Short task:
Each record below should be output verbatim, without pictures.
************
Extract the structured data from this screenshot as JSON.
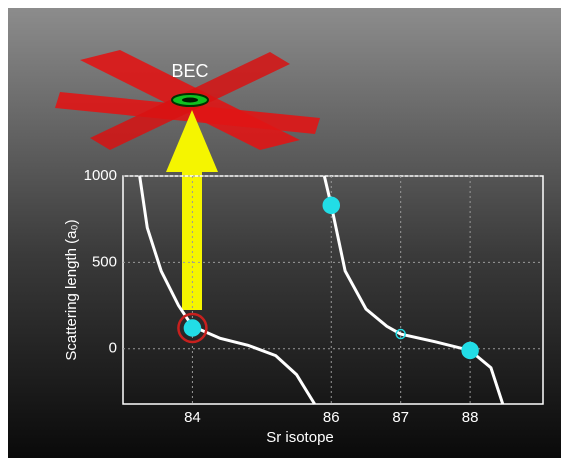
{
  "chart_data": {
    "type": "scatter",
    "annotation": "BEC",
    "x_label": "Sr isotope",
    "y_label": "Scattering length (a₀)",
    "xlim": [
      83.0,
      89.05
    ],
    "ylim": [
      -320,
      1000
    ],
    "xticks": [
      84,
      86,
      87,
      88
    ],
    "yticks": [
      0,
      500,
      1000
    ],
    "grid": true,
    "points": {
      "x": [
        84,
        86,
        87,
        88
      ],
      "values": [
        120,
        830,
        85,
        -10
      ],
      "filled": [
        true,
        true,
        false,
        true
      ],
      "color": "#22dde6"
    },
    "highlight_index": 0,
    "highlight_color": "#c8201e",
    "curves": [
      {
        "color": "#ffffff",
        "x": [
          83.24,
          83.35,
          83.55,
          83.8,
          84.0,
          84.4,
          84.8,
          85.2,
          85.5,
          85.76
        ],
        "values": [
          1000,
          700,
          450,
          250,
          130,
          60,
          20,
          -40,
          -150,
          -320
        ]
      },
      {
        "color": "#ffffff",
        "x": [
          85.9,
          86.0,
          86.2,
          86.5,
          86.8,
          87.0,
          87.5,
          88.0,
          88.3,
          88.47
        ],
        "values": [
          1000,
          830,
          450,
          230,
          130,
          85,
          40,
          -10,
          -110,
          -320
        ]
      }
    ]
  }
}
************
The reply:
Extract the structured data from this screenshot as JSON.
{
  "chart_data": {
    "type": "scatter",
    "annotation": "BEC",
    "x_label": "Sr isotope",
    "y_label": "Scattering length (a₀)",
    "xlim": [
      83.0,
      89.05
    ],
    "ylim": [
      -320,
      1000
    ],
    "xticks": [
      84,
      86,
      87,
      88
    ],
    "yticks": [
      0,
      500,
      1000
    ],
    "grid": true,
    "points": {
      "x": [
        84,
        86,
        87,
        88
      ],
      "values": [
        120,
        830,
        85,
        -10
      ],
      "filled": [
        true,
        true,
        false,
        true
      ],
      "color": "#22dde6"
    },
    "highlight_index": 0,
    "highlight_color": "#c8201e",
    "curves": [
      {
        "color": "#ffffff",
        "x": [
          83.24,
          83.35,
          83.55,
          83.8,
          84.0,
          84.4,
          84.8,
          85.2,
          85.5,
          85.76
        ],
        "values": [
          1000,
          700,
          450,
          250,
          130,
          60,
          20,
          -40,
          -150,
          -320
        ]
      },
      {
        "color": "#ffffff",
        "x": [
          85.9,
          86.0,
          86.2,
          86.5,
          86.8,
          87.0,
          87.5,
          88.0,
          88.3,
          88.47
        ],
        "values": [
          1000,
          830,
          450,
          230,
          130,
          85,
          40,
          -10,
          -110,
          -320
        ]
      }
    ]
  }
}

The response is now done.